What you need to do - Reply with one number only, the count of lines holding the string "port".

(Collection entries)
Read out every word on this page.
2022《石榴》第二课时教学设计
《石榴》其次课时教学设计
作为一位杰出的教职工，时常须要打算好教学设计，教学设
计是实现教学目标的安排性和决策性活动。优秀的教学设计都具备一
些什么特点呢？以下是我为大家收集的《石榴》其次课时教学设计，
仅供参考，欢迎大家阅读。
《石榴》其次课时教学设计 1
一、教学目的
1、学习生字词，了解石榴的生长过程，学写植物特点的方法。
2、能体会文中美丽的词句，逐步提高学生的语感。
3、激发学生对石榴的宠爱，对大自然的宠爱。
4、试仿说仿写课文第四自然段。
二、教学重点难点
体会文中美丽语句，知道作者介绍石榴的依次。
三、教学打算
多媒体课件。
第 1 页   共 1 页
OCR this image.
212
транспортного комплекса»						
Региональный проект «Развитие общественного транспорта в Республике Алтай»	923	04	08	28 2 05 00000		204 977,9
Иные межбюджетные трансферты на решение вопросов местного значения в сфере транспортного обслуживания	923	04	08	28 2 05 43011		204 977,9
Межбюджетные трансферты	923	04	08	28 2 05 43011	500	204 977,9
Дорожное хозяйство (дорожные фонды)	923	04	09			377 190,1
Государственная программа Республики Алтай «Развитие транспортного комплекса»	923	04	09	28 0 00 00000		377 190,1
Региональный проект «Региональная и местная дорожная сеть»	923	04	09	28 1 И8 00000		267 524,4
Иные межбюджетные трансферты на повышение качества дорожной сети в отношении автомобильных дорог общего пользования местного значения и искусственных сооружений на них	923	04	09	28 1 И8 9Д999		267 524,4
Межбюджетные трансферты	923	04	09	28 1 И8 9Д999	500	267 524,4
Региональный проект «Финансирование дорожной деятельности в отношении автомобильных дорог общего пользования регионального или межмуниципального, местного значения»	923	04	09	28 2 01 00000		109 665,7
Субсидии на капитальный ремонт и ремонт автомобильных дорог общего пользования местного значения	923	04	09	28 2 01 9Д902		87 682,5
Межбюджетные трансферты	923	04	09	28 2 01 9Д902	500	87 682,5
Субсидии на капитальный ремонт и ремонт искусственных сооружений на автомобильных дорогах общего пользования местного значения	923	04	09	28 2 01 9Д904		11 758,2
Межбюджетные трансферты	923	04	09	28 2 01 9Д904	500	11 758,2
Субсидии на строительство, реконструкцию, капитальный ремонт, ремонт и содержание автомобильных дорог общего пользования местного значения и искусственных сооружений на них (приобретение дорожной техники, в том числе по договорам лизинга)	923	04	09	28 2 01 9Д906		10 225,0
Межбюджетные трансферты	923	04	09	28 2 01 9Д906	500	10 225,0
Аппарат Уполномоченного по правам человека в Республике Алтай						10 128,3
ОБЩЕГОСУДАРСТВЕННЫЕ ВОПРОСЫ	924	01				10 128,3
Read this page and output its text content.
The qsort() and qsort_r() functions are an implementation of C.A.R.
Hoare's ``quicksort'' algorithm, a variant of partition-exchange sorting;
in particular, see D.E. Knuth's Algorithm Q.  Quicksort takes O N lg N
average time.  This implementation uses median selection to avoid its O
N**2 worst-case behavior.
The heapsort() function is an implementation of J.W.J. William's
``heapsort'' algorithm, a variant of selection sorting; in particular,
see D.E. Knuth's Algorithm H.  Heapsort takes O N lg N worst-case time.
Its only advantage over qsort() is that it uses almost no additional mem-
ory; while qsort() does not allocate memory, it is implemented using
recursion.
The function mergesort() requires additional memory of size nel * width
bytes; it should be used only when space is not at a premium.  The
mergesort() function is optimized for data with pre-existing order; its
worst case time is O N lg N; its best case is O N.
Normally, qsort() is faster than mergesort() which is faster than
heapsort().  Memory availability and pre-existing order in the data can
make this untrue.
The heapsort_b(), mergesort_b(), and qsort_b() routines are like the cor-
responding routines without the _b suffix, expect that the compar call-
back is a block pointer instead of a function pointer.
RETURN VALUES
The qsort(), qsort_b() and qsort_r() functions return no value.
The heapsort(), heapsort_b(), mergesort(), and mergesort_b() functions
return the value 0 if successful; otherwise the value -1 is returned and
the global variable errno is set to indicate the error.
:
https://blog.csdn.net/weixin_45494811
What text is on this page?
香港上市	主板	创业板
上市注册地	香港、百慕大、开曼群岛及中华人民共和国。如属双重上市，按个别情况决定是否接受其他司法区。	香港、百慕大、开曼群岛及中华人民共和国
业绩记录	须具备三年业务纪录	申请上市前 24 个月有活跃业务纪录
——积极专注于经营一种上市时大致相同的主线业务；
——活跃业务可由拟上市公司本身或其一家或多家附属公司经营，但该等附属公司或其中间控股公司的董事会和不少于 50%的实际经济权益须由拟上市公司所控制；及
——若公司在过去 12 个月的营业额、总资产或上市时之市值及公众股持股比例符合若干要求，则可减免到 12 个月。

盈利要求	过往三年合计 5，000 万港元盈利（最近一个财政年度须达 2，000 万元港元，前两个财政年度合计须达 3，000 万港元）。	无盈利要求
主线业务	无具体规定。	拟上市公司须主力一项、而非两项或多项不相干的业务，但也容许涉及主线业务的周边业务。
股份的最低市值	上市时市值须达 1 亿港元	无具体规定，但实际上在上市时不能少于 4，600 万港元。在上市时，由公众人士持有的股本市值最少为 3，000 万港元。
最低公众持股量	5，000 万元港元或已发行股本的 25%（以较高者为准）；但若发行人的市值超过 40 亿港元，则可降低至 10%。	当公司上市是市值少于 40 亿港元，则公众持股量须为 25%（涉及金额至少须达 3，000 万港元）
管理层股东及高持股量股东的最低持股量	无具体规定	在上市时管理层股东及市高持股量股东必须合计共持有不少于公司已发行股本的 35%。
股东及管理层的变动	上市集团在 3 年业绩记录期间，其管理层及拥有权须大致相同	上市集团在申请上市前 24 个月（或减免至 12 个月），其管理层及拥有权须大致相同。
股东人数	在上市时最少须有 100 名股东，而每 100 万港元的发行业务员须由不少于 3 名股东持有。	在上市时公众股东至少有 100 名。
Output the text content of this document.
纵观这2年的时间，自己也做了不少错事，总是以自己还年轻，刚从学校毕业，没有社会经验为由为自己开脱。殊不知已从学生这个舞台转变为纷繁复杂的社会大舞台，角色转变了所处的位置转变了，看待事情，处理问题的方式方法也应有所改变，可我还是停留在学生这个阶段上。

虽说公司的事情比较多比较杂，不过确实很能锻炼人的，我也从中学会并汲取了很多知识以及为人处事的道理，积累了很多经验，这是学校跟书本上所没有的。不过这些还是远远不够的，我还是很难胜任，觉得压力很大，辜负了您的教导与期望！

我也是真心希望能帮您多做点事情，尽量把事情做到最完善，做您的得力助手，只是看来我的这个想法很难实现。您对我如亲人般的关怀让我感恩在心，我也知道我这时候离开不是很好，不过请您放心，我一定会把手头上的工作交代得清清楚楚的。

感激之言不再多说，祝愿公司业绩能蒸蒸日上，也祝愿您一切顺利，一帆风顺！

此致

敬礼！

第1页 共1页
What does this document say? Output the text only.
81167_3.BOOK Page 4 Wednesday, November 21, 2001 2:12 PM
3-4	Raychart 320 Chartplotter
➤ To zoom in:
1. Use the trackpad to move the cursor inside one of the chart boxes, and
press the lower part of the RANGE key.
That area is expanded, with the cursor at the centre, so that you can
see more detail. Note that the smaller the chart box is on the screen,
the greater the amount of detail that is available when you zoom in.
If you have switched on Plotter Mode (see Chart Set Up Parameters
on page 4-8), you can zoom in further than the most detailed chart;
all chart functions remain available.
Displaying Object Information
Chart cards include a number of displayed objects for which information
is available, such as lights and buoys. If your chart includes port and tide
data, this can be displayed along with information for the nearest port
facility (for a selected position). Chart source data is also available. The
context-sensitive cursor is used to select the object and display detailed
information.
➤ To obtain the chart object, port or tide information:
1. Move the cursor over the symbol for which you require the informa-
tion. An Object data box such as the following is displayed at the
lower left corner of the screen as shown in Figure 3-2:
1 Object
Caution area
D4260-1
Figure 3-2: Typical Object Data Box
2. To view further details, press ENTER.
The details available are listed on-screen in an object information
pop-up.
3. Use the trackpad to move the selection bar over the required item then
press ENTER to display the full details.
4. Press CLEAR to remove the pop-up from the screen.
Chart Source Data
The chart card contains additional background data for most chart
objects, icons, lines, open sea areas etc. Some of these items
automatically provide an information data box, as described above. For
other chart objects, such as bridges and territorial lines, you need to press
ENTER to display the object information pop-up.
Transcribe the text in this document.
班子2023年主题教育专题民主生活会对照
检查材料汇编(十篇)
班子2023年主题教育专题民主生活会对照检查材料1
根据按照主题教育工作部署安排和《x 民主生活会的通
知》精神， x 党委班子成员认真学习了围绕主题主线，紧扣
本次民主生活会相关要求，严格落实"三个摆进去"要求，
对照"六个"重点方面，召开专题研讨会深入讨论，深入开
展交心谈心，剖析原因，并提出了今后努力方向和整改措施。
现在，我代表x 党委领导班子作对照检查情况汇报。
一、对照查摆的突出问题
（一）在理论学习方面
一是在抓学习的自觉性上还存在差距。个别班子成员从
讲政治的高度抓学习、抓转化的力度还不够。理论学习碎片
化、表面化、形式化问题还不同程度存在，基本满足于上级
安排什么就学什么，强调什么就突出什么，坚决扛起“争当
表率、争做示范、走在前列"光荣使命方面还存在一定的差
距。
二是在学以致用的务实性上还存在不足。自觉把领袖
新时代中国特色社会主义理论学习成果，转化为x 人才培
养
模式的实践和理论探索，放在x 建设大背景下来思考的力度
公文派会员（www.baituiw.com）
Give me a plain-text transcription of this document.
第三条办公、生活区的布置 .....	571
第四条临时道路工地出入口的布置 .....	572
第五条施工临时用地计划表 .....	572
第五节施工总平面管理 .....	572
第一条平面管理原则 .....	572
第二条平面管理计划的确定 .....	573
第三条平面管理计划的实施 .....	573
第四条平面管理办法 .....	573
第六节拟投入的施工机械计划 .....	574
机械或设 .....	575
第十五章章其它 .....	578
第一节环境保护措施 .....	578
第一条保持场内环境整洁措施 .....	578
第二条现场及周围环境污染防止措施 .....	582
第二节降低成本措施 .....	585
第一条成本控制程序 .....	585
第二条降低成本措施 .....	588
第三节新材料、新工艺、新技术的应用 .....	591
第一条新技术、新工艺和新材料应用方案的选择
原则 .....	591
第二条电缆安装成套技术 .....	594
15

The response - 3